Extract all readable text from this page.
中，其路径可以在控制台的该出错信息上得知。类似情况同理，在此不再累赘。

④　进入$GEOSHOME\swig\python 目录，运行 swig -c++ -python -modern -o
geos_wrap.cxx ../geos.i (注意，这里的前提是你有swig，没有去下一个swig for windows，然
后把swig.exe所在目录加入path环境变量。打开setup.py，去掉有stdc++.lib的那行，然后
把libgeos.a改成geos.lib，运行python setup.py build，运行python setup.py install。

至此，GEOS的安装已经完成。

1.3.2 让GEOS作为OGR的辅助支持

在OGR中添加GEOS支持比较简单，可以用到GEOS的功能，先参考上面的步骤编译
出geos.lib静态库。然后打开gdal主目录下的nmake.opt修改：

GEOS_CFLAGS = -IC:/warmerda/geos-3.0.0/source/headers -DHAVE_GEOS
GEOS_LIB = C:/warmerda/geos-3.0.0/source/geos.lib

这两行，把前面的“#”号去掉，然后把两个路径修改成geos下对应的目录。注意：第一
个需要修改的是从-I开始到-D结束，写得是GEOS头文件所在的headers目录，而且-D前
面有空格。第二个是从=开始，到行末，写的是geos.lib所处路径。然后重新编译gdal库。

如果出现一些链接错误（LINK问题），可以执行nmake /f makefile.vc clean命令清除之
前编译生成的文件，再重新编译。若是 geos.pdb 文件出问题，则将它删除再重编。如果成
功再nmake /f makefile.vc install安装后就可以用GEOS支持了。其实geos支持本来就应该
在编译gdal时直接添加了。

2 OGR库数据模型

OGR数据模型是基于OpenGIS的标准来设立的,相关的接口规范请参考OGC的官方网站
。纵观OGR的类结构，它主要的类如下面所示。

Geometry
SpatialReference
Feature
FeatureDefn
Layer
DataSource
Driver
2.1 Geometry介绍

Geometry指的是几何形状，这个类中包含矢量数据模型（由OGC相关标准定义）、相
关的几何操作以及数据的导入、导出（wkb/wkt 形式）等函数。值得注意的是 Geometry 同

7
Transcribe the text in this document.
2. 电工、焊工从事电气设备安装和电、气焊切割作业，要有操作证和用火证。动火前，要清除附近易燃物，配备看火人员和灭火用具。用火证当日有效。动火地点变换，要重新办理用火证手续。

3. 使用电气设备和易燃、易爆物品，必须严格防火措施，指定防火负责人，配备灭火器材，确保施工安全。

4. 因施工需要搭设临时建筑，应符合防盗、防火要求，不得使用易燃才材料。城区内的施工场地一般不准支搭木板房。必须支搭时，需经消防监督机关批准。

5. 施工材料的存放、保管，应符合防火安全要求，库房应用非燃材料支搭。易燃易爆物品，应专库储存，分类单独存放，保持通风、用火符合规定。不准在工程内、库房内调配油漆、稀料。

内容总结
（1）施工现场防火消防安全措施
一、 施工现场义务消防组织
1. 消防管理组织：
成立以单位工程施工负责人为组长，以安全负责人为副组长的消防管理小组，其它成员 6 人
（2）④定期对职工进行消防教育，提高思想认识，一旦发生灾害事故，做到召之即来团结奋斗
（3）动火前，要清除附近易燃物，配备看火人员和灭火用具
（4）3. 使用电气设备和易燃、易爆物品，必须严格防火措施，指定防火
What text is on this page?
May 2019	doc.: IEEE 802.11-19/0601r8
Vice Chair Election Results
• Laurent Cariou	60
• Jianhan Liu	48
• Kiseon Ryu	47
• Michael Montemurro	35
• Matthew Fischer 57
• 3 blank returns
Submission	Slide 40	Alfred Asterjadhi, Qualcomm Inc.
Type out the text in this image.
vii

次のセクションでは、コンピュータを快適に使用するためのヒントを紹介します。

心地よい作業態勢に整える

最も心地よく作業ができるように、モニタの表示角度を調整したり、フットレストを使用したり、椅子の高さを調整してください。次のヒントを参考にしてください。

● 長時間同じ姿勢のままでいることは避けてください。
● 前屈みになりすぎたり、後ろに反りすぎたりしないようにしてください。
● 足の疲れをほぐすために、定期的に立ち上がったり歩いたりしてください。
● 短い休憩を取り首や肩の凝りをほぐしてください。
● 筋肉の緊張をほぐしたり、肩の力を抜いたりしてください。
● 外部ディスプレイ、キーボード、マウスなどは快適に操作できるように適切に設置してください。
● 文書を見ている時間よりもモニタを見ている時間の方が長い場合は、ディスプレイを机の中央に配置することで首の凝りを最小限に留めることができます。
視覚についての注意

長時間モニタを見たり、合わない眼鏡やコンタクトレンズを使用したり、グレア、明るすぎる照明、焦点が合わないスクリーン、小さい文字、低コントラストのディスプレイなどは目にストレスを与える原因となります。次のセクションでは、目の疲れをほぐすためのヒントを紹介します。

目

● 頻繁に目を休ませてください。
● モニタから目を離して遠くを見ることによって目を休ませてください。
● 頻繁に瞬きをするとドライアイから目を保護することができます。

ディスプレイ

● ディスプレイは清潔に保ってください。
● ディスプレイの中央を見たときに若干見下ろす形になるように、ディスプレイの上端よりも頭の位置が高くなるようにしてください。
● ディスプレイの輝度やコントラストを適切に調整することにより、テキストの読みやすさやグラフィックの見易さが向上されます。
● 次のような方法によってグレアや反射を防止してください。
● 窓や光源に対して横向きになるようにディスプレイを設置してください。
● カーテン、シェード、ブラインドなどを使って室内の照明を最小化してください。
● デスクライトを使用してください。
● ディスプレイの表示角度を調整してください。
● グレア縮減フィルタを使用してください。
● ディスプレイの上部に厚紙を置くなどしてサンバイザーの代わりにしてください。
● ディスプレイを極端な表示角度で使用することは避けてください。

····················

▶ _GIVEN TASK_
What do the records say? Quote them all exactly.

▶ _RESPONSE TO THE EXERCISE_
Extract all readable text from this page.
中，其路径可以在控制台的该出错信息上得知。类似情况同理，在此不再累赘。

④　进入$GEOSHOME\swig\python 目录，运行 swig -c++ -python -modern -o
geos_wrap.cxx ../geos.i (注意，这里的前提是你有swig，没有去下一个swig for windows，然
后把swig.exe所在目录加入path环境变量。打开setup.py，去掉有stdc++.lib的那行，然后
把libgeos.a改成geos.lib，运行python setup.py build，运行python setup.py install。

至此，GEOS的安装已经完成。

1.3.2 让GEOS作为OGR的辅助支持

在OGR中添加GEOS支持比较简单，可以用到GEOS的功能，先参考上面的步骤编译
出geos.lib静态库。然后打开gdal主目录下的nmake.opt修改：

GEOS_CFLAGS = -IC:/warmerda/geos-3.0.0/source/headers -DHAVE_GEOS
GEOS_LIB = C:/warmerda/geos-3.0.0/source/geos.lib

这两行，把前面的“#”号去掉，然后把两个路径修改成geos下对应的目录。注意：第一
个需要修改的是从-I开始到-D结束，写得是GEOS头文件所在的headers目录，而且-D前
面有空格。第二个是从=开始，到行末，写的是geos.lib所处路径。然后重新编译gdal库。

如果出现一些链接错误（LINK问题），可以执行nmake /f makefile.vc clean命令清除之
前编译生成的文件，再重新编译。若是 geos.pdb 文件出问题，则将它删除再重编。如果成
功再nmake /f makefile.vc install安装后就可以用GEOS支持了。其实geos支持本来就应该
在编译gdal时直接添加了。

2 OGR库数据模型

OGR数据模型是基于OpenGIS的标准来设立的,相关的接口规范请参考OGC的官方网站
。纵观OGR的类结构，它主要的类如下面所示。

Geometry
SpatialReference
Feature
FeatureDefn
Layer
DataSource
Driver
2.1 Geometry介绍

Geometry指的是几何形状，这个类中包含矢量数据模型（由OGC相关标准定义）、相
关的几何操作以及数据的导入、导出（wkb/wkt 形式）等函数。值得注意的是 Geometry 同

7
Transcribe the text in this document.
2. 电工、焊工从事电气设备安装和电、气焊切割作业，要有操作证和用火证。动火前，要清除附近易燃物，配备看火人员和灭火用具。用火证当日有效。动火地点变换，要重新办理用火证手续。

3. 使用电气设备和易燃、易爆物品，必须严格防火措施，指定防火负责人，配备灭火器材，确保施工安全。

4. 因施工需要搭设临时建筑，应符合防盗、防火要求，不得使用易燃才材料。城区内的施工场地一般不准支搭木板房。必须支搭时，需经消防监督机关批准。

5. 施工材料的存放、保管，应符合防火安全要求，库房应用非燃材料支搭。易燃易爆物品，应专库储存，分类单独存放，保持通风、用火符合规定。不准在工程内、库房内调配油漆、稀料。

内容总结
（1）施工现场防火消防安全措施
一、 施工现场义务消防组织
1. 消防管理组织：
成立以单位工程施工负责人为组长，以安全负责人为副组长的消防管理小组，其它成员 6 人
（2）④定期对职工进行消防教育，提高思想认识，一旦发生灾害事故，做到召之即来团结奋斗
（3）动火前，要清除附近易燃物，配备看火人员和灭火用具
（4）3. 使用电气设备和易燃、易爆物品，必须严格防火措施，指定防火
What text is on this page?
May 2019	doc.: IEEE 802.11-19/0601r8
Vice Chair Election Results
• Laurent Cariou	60
• Jianhan Liu	48
• Kiseon Ryu	47
• Michael Montemurro	35
• Matthew Fischer 57
• 3 blank returns
Submission	Slide 40	Alfred Asterjadhi, Qualcomm Inc.
Type out the text in this image.
vii

次のセクションでは、コンピュータを快適に使用するためのヒントを紹介します。

心地よい作業態勢に整える

最も心地よく作業ができるように、モニタの表示角度を調整したり、フットレストを使用したり、椅子の高さを調整してください。次のヒントを参考にしてください。

● 長時間同じ姿勢のままでいることは避けてください。
● 前屈みになりすぎたり、後ろに反りすぎたりしないようにしてください。
● 足の疲れをほぐすために、定期的に立ち上がったり歩いたりしてください。
● 短い休憩を取り首や肩の凝りをほぐしてください。
● 筋肉の緊張をほぐしたり、肩の力を抜いたりしてください。
● 外部ディスプレイ、キーボード、マウスなどは快適に操作できるように適切に設置してください。
● 文書を見ている時間よりもモニタを見ている時間の方が長い場合は、ディスプレイを机の中央に配置することで首の凝りを最小限に留めることができます。
視覚についての注意

長時間モニタを見たり、合わない眼鏡やコンタクトレンズを使用したり、グレア、明るすぎる照明、焦点が合わないスクリーン、小さい文字、低コントラストのディスプレイなどは目にストレスを与える原因となります。次のセクションでは、目の疲れをほぐすためのヒントを紹介します。

目

● 頻繁に目を休ませてください。
● モニタから目を離して遠くを見ることによって目を休ませてください。
● 頻繁に瞬きをするとドライアイから目を保護することができます。

ディスプレイ

● ディスプレイは清潔に保ってください。
● ディスプレイの中央を見たときに若干見下ろす形になるように、ディスプレイの上端よりも頭の位置が高くなるようにしてください。
● ディスプレイの輝度やコントラストを適切に調整することにより、テキストの読みやすさやグラフィックの見易さが向上されます。
● 次のような方法によってグレアや反射を防止してください。
● 窓や光源に対して横向きになるようにディスプレイを設置してください。
● カーテン、シェード、ブラインドなどを使って室内の照明を最小化してください。
● デスクライトを使用してください。
● ディスプレイの表示角度を調整してください。
● グレア縮減フィルタを使用してください。
● ディスプレイの上部に厚紙を置くなどしてサンバイザーの代わりにしてください。
● ディスプレイを極端な表示角度で使用することは避けてください。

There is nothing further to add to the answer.